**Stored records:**
####################
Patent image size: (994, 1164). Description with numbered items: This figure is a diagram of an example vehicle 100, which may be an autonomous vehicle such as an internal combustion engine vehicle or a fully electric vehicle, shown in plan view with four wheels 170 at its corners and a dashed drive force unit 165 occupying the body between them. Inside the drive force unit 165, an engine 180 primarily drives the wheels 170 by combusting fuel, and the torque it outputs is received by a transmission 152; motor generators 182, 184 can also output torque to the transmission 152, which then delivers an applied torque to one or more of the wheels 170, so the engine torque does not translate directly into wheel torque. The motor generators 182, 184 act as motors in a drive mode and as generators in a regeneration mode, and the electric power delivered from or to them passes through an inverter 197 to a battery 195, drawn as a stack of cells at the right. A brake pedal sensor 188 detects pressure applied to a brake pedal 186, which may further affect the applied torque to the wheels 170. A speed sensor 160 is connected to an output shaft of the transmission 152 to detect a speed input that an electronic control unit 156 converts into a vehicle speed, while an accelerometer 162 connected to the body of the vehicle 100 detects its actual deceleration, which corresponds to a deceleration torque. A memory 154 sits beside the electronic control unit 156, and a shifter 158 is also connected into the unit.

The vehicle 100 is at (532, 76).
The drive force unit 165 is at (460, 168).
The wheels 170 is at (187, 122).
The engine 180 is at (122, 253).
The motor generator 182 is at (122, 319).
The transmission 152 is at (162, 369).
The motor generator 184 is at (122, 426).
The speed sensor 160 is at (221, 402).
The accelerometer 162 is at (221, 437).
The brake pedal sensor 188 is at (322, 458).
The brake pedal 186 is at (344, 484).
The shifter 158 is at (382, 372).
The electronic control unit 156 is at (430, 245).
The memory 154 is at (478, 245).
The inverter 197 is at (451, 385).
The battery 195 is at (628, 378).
####################
**Prompt:**
Each record above has to be set down again, word for word.

**Task output:**
Patent image size: (994, 1164). Description with numbered items: This figure is a diagram of an example vehicle 100, which may be an autonomous vehicle such as an internal combustion engine vehicle or a fully electric vehicle, shown in plan view with four wheels 170 at its corners and a dashed drive force unit 165 occupying the body between them. Inside the drive force unit 165, an engine 180 primarily drives the wheels 170 by combusting fuel, and the torque it outputs is received by a transmission 152; motor generators 182, 184 can also output torque to the transmission 152, which then delivers an applied torque to one or more of the wheels 170, so the engine torque does not translate directly into wheel torque. The motor generators 182, 184 act as motors in a drive mode and as generators in a regeneration mode, and the electric power delivered from or to them passes through an inverter 197 to a battery 195, drawn as a stack of cells at the right. A brake pedal sensor 188 detects pressure applied to a brake pedal 186, which may further affect the applied torque to the wheels 170. A speed sensor 160 is connected to an output shaft of the transmission 152 to detect a speed input that an electronic control unit 156 converts into a vehicle speed, while an accelerometer 162 connected to the body of the vehicle 100 detects its actual deceleration, which corresponds to a deceleration torque. A memory 154 sits beside the electronic control unit 156, and a shifter 158 is also connected into the unit.

The vehicle 100 is at (532, 76).
The drive force unit 165 is at (460, 168).
The wheels 170 is at (187, 122).
The engine 180 is at (122, 253).
The motor generator 182 is at (122, 319).
The transmission 152 is at (162, 369).
The motor generator 184 is at (122, 426).
The speed sensor 160 is at (221, 402).
The accelerometer 162 is at (221, 437).
The brake pedal sensor 188 is at (322, 458).
The brake pedal 186 is at (344, 484).
The shifter 158 is at (382, 372).
The electronic control unit 156 is at (430, 245).
The memory 154 is at (478, 245).
The inverter 197 is at (451, 385).
The battery 195 is at (628, 378).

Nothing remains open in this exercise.